┌─ Material for this exercise
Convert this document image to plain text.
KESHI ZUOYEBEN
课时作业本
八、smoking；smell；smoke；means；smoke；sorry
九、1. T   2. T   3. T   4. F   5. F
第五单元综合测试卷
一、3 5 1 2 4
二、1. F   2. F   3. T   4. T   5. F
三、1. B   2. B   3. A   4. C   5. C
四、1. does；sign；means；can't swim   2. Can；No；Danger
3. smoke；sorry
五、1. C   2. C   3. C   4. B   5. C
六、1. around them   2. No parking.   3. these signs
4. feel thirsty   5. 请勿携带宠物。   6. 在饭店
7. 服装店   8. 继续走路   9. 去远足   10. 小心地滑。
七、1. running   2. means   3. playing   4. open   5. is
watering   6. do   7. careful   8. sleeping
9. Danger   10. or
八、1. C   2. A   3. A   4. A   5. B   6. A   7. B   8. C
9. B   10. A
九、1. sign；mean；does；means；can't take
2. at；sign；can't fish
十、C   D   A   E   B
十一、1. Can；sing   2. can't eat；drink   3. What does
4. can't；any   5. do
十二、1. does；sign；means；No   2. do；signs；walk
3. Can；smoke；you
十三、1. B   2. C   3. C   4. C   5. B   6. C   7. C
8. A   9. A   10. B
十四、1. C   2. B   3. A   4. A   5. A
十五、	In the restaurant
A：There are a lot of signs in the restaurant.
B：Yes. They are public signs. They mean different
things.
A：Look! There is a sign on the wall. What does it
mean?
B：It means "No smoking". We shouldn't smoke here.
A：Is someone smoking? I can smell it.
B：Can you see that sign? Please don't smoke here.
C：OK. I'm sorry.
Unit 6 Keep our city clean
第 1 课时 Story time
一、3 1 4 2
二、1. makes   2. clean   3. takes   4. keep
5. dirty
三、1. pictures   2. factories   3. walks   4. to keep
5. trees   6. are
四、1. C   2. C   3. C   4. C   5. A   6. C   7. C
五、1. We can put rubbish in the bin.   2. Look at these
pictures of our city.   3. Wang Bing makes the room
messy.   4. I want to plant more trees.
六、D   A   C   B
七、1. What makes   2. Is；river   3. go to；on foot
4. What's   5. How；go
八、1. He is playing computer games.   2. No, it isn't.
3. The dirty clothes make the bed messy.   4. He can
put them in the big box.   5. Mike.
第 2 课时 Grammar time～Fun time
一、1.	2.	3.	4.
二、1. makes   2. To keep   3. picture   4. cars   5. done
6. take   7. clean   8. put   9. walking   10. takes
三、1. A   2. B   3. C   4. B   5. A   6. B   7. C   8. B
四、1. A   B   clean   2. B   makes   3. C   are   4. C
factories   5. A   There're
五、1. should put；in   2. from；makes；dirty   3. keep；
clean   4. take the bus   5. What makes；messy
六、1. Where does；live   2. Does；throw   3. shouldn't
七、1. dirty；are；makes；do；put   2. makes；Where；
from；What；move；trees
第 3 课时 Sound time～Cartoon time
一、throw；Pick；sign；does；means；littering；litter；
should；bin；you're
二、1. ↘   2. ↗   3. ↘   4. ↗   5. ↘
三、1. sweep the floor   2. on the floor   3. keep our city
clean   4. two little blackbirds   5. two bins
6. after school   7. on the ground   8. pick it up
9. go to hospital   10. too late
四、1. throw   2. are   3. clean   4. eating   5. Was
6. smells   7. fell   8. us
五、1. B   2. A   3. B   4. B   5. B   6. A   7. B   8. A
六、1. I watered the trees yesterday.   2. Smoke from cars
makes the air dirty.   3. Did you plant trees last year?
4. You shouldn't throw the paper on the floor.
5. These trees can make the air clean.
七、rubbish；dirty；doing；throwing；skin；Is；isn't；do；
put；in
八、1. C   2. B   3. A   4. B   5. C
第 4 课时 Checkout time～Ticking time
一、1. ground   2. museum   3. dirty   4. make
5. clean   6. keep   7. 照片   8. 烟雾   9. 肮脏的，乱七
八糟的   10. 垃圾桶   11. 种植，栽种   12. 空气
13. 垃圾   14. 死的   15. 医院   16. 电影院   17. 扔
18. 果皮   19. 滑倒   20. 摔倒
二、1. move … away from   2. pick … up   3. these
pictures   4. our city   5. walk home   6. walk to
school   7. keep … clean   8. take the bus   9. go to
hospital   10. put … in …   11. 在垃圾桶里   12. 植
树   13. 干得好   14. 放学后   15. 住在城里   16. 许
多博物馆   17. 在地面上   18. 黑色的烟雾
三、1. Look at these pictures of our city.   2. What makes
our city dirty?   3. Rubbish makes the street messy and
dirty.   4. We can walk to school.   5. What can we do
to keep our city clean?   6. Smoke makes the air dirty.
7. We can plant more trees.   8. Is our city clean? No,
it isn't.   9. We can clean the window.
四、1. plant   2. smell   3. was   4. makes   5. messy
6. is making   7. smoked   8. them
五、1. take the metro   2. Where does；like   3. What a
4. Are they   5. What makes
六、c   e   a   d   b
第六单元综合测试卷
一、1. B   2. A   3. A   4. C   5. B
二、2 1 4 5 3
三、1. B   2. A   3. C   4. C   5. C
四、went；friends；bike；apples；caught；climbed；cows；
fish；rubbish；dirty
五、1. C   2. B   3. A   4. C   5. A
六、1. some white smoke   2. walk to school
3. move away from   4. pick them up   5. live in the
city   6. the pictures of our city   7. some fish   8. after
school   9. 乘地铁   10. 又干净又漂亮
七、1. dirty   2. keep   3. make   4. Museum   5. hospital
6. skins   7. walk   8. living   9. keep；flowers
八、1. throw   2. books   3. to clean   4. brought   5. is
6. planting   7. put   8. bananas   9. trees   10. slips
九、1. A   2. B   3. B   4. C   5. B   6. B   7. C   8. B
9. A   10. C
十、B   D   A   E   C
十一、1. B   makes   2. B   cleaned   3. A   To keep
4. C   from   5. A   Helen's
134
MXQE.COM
└─
● Required work
How many lines of the listing above include the word "city"? State the number and nothing else.

● Output
9